### Directive 1
In the home theater speaker post, which two in-ceiling speakers is the poster considering for the rears?

# In Ceiling, In Wall, or Towers



## Jer-Bear20 (Jan 25, 2010)

Hey Everyone,

I'm rebuilding my home theater system and I'm looking for some suggestions on speakers. I have a few things in mind and have some pretty basic knowledge of speakers and what I'm looking to do. I'm setting up a 5.1 surround and currently only have the sub. For rears, I know that I'm going to be going with in-ceiling speakers. I'm looking at either the Martin Logan Helos 100 or the Speakercraft AIM8Three. Both of these are inceiling pivoting speakers.

### Directive 2
Quote the stretch of the rows from the line containing "Point xyxy=(98,504,121,518)" through the line containing "Point xyxy=(201,570,224,584)", keeping each line unchanged.

### Stored data
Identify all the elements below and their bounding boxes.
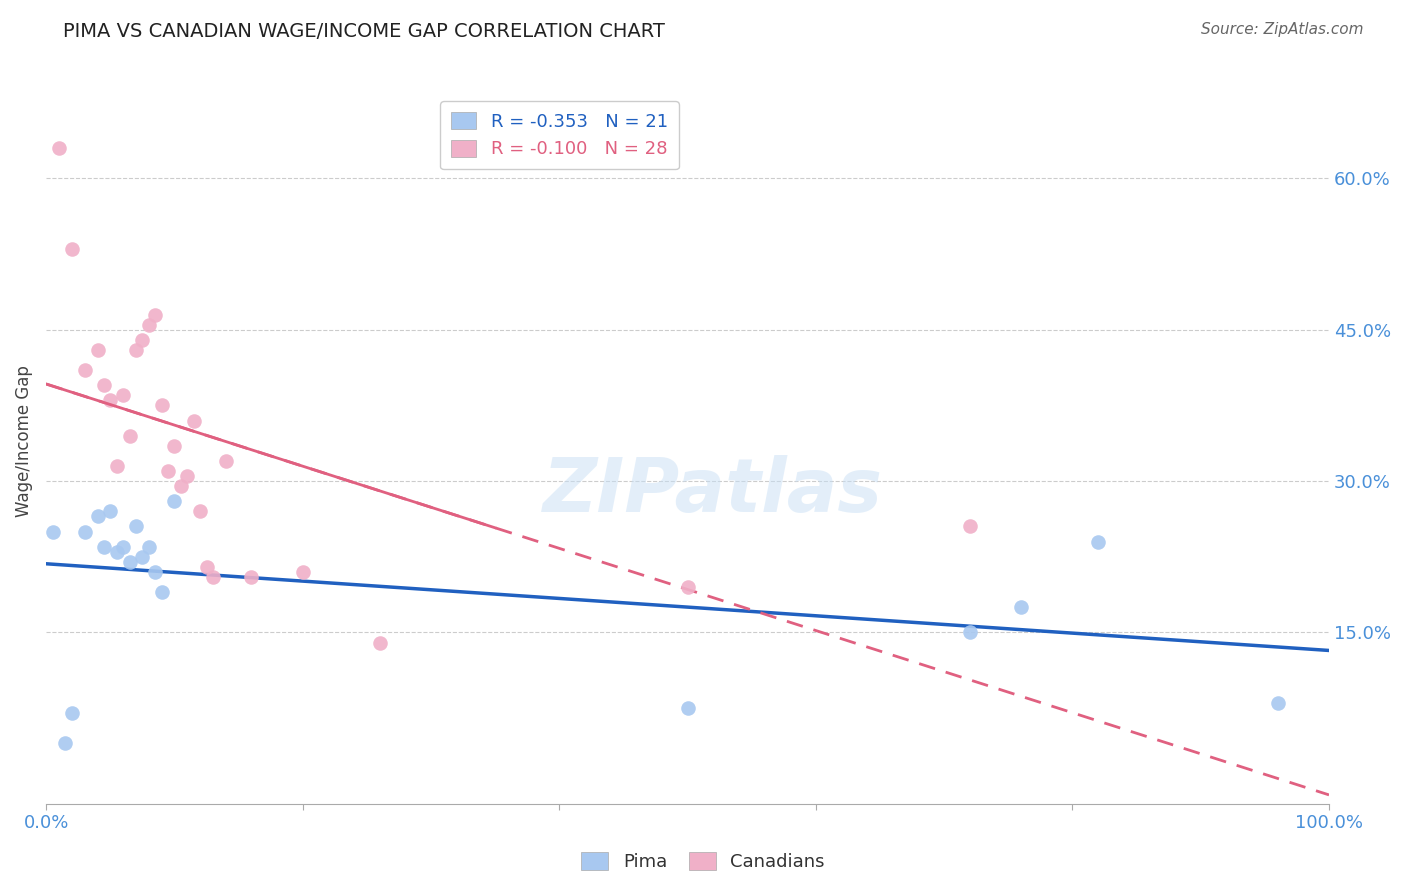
Point xyxy=(98,504,121,518)
Point xyxy=(1267,696,1289,710)
Point xyxy=(93,540,115,554)
Point xyxy=(98,393,121,408)
Point xyxy=(1087,534,1109,549)
Point xyxy=(150,398,173,412)
Point xyxy=(55,736,77,750)
Point xyxy=(138,318,160,332)
Point xyxy=(60,242,83,256)
Point xyxy=(163,439,186,453)
Point xyxy=(215,454,238,468)
Point xyxy=(676,701,699,715)
Point xyxy=(176,469,198,483)
Point xyxy=(163,494,186,508)
Point xyxy=(105,458,128,473)
Point xyxy=(368,635,391,649)
Point xyxy=(48,141,70,155)
Point xyxy=(73,524,96,539)
Point xyxy=(143,308,166,322)
Point xyxy=(240,570,263,584)
Point xyxy=(60,706,83,721)
Point xyxy=(112,388,135,402)
Point xyxy=(143,565,166,579)
Text: ZIPatlas: ZIPatlas xyxy=(543,455,883,528)
Point xyxy=(201,570,224,584)
Point xyxy=(157,464,180,478)
Point xyxy=(118,428,141,442)
Point xyxy=(118,555,141,569)
Point xyxy=(291,565,314,579)
Point xyxy=(959,519,981,533)
Point xyxy=(138,540,160,554)
Legend: Pima, Canadians: Pima, Canadians xyxy=(574,846,832,879)
Point xyxy=(959,625,981,640)
Point xyxy=(125,519,148,533)
Point xyxy=(41,524,63,539)
Point xyxy=(170,479,193,493)
Point xyxy=(93,378,115,392)
Legend: R = -0.353   N = 21, R = -0.100   N = 28: R = -0.353 N = 21, R = -0.100 N = 28 xyxy=(440,101,679,169)
Point xyxy=(195,559,218,574)
Point xyxy=(1010,600,1032,615)
Point xyxy=(86,343,108,357)
Point xyxy=(125,343,148,357)
Point xyxy=(131,549,153,564)
Point xyxy=(105,545,128,559)
Point xyxy=(131,333,153,347)
Point xyxy=(86,509,108,524)
Text: Source: ZipAtlas.com: Source: ZipAtlas.com xyxy=(1201,22,1364,37)
Point xyxy=(183,413,205,427)
Point xyxy=(73,363,96,377)
Point xyxy=(188,504,211,518)
Y-axis label: Wage/Income Gap: Wage/Income Gap xyxy=(15,365,32,516)
Point xyxy=(676,580,699,594)
Text: PIMA VS CANADIAN WAGE/INCOME GAP CORRELATION CHART: PIMA VS CANADIAN WAGE/INCOME GAP CORRELA… xyxy=(63,22,665,41)
Point xyxy=(112,540,135,554)
Point xyxy=(150,585,173,599)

### Written reply 1
The Martin Logan Helos 100 or the Speakercraft AIM8Three.

### Written reply 2
Point xyxy=(98,504,121,518)
Point xyxy=(1267,696,1289,710)
Point xyxy=(93,540,115,554)
Point xyxy=(98,393,121,408)
Point xyxy=(1087,534,1109,549)
Point xyxy=(150,398,173,412)
Point xyxy=(55,736,77,750)
Point xyxy=(138,318,160,332)
Point xyxy=(60,242,83,256)
Point xyxy=(163,439,186,453)
Point xyxy=(215,454,238,468)
Point xyxy=(676,701,699,715)
Point xyxy=(176,469,198,483)
Point xyxy=(163,494,186,508)
Point xyxy=(105,458,128,473)
Point xyxy=(368,635,391,649)
Point xyxy=(48,141,70,155)
Point xyxy=(73,524,96,539)
Point xyxy=(143,308,166,322)
Point xyxy=(240,570,263,584)
Point xyxy=(60,706,83,721)
Point xyxy=(112,388,135,402)
Point xyxy=(143,565,166,579)
Text: ZIPatlas: ZIPatlas xyxy=(543,455,883,528)
Point xyxy=(201,570,224,584)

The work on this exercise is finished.